Work required: Only the pictures stay out; every record is to be quoted exactly.

* begin Record set *

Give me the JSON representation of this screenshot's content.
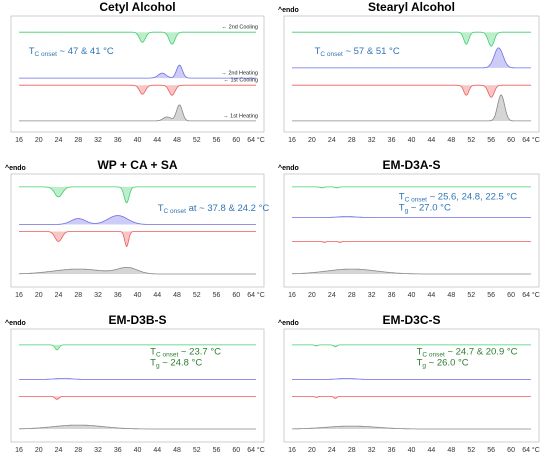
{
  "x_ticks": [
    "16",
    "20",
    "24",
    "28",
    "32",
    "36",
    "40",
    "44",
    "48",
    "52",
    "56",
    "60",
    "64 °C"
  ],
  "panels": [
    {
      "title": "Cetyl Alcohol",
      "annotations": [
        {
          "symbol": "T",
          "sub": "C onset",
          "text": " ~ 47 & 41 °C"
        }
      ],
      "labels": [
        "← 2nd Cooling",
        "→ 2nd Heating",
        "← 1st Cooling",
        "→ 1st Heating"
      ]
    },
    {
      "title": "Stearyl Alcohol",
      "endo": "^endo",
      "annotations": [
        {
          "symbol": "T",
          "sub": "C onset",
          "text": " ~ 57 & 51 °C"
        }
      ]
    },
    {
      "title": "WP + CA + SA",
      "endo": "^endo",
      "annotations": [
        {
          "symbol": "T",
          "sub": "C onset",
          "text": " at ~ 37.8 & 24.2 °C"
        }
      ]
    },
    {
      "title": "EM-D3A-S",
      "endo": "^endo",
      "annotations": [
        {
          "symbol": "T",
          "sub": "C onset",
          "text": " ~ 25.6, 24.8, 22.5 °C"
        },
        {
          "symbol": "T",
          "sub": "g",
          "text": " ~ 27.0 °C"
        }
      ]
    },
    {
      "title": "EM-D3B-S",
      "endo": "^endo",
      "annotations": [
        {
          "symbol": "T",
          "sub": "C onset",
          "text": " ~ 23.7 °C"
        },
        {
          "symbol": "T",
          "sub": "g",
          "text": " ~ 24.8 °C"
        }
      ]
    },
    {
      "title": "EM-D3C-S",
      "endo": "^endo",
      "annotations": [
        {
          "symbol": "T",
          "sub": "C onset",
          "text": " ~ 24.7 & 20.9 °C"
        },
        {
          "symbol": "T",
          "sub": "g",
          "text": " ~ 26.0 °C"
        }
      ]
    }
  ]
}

* end Record set *

Finished answer:
Give me the JSON representation of this screenshot's content.
{
  "x_ticks": [
    "16",
    "20",
    "24",
    "28",
    "32",
    "36",
    "40",
    "44",
    "48",
    "52",
    "56",
    "60",
    "64 °C"
  ],
  "panels": [
    {
      "title": "Cetyl Alcohol",
      "annotations": [
        {
          "symbol": "T",
          "sub": "C onset",
          "text": " ~ 47 & 41 °C"
        }
      ],
      "labels": [
        "← 2nd Cooling",
        "→ 2nd Heating",
        "← 1st Cooling",
        "→ 1st Heating"
      ]
    },
    {
      "title": "Stearyl Alcohol",
      "endo": "^endo",
      "annotations": [
        {
          "symbol": "T",
          "sub": "C onset",
          "text": " ~ 57 & 51 °C"
        }
      ]
    },
    {
      "title": "WP + CA + SA",
      "endo": "^endo",
      "annotations": [
        {
          "symbol": "T",
          "sub": "C onset",
          "text": " at ~ 37.8 & 24.2 °C"
        }
      ]
    },
    {
      "title": "EM-D3A-S",
      "endo": "^endo",
      "annotations": [
        {
          "symbol": "T",
          "sub": "C onset",
          "text": " ~ 25.6, 24.8, 22.5 °C"
        },
        {
          "symbol": "T",
          "sub": "g",
          "text": " ~ 27.0 °C"
        }
      ]
    },
    {
      "title": "EM-D3B-S",
      "endo": "^endo",
      "annotations": [
        {
          "symbol": "T",
          "sub": "C onset",
          "text": " ~ 23.7 °C"
        },
        {
          "symbol": "T",
          "sub": "g",
          "text": " ~ 24.8 °C"
        }
      ]
    },
    {
      "title": "EM-D3C-S",
      "endo": "^endo",
      "annotations": [
        {
          "symbol": "T",
          "sub": "C onset",
          "text": " ~ 24.7 & 20.9 °C"
        },
        {
          "symbol": "T",
          "sub": "g",
          "text": " ~ 26.0 °C"
        }
      ]
    }
  ]
}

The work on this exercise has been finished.